[SHORT TASK]
Give the entries again exactly, every one of them.

[RECORDS SUPPLIED]
-- begin --
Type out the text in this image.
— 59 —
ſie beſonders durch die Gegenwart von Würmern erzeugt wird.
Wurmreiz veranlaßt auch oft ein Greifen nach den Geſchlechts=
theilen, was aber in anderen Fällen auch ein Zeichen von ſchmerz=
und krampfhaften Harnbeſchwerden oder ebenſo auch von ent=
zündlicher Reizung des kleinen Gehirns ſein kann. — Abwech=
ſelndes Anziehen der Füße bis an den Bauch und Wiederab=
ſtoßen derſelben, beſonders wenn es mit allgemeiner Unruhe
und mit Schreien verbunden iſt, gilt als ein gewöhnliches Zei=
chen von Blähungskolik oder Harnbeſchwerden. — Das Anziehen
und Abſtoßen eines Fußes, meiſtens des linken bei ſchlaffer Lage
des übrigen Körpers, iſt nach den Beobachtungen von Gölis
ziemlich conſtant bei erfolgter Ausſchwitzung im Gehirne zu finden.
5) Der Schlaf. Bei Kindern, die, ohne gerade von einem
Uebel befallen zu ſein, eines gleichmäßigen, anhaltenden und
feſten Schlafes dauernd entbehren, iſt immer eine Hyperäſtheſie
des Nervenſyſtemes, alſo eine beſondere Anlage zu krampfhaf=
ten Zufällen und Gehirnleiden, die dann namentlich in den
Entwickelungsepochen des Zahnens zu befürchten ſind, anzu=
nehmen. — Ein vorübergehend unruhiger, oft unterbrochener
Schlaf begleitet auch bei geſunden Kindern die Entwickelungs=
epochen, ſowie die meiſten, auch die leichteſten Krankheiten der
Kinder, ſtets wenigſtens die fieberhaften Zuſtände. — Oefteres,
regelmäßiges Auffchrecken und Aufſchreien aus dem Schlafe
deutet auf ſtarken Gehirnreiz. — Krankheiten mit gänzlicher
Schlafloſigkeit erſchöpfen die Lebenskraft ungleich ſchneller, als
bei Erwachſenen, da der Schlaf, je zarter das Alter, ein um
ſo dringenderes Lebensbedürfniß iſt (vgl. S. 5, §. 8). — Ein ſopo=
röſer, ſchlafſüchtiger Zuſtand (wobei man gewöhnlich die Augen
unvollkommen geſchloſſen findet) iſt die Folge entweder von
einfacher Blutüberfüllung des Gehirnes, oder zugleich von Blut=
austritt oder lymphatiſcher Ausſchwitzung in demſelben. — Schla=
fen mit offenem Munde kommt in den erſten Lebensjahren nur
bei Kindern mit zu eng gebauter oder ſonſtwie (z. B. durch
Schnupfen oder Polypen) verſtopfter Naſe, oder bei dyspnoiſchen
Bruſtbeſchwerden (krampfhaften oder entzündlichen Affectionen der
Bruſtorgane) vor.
-- end --
[WORKED ANSWER]
Type out the text in this image.
— 59 —
ſie beſonders durch die Gegenwart von Würmern erzeugt wird.
Wurmreiz veranlaßt auch oft ein Greifen nach den Geſchlechts=
theilen, was aber in anderen Fällen auch ein Zeichen von ſchmerz=
und krampfhaften Harnbeſchwerden oder ebenſo auch von ent=
zündlicher Reizung des kleinen Gehirns ſein kann. — Abwech=
ſelndes Anziehen der Füße bis an den Bauch und Wiederab=
ſtoßen derſelben, beſonders wenn es mit allgemeiner Unruhe
und mit Schreien verbunden iſt, gilt als ein gewöhnliches Zei=
chen von Blähungskolik oder Harnbeſchwerden. — Das Anziehen
und Abſtoßen eines Fußes, meiſtens des linken bei ſchlaffer Lage
des übrigen Körpers, iſt nach den Beobachtungen von Gölis
ziemlich conſtant bei erfolgter Ausſchwitzung im Gehirne zu finden.
5) Der Schlaf. Bei Kindern, die, ohne gerade von einem
Uebel befallen zu ſein, eines gleichmäßigen, anhaltenden und
feſten Schlafes dauernd entbehren, iſt immer eine Hyperäſtheſie
des Nervenſyſtemes, alſo eine beſondere Anlage zu krampfhaf=
ten Zufällen und Gehirnleiden, die dann namentlich in den
Entwickelungsepochen des Zahnens zu befürchten ſind, anzu=
nehmen. — Ein vorübergehend unruhiger, oft unterbrochener
Schlaf begleitet auch bei geſunden Kindern die Entwickelungs=
epochen, ſowie die meiſten, auch die leichteſten Krankheiten der
Kinder, ſtets wenigſtens die fieberhaften Zuſtände. — Oefteres,
regelmäßiges Auffchrecken und Aufſchreien aus dem Schlafe
deutet auf ſtarken Gehirnreiz. — Krankheiten mit gänzlicher
Schlafloſigkeit erſchöpfen die Lebenskraft ungleich ſchneller, als
bei Erwachſenen, da der Schlaf, je zarter das Alter, ein um
ſo dringenderes Lebensbedürfniß iſt (vgl. S. 5, §. 8). — Ein ſopo=
röſer, ſchlafſüchtiger Zuſtand (wobei man gewöhnlich die Augen
unvollkommen geſchloſſen findet) iſt die Folge entweder von
einfacher Blutüberfüllung des Gehirnes, oder zugleich von Blut=
austritt oder lymphatiſcher Ausſchwitzung in demſelben. — Schla=
fen mit offenem Munde kommt in den erſten Lebensjahren nur
bei Kindern mit zu eng gebauter oder ſonſtwie (z. B. durch
Schnupfen oder Polypen) verſtopfter Naſe, oder bei dyspnoiſchen
Bruſtbeſchwerden (krampfhaften oder entzündlichen Affectionen der
Bruſtorgane) vor.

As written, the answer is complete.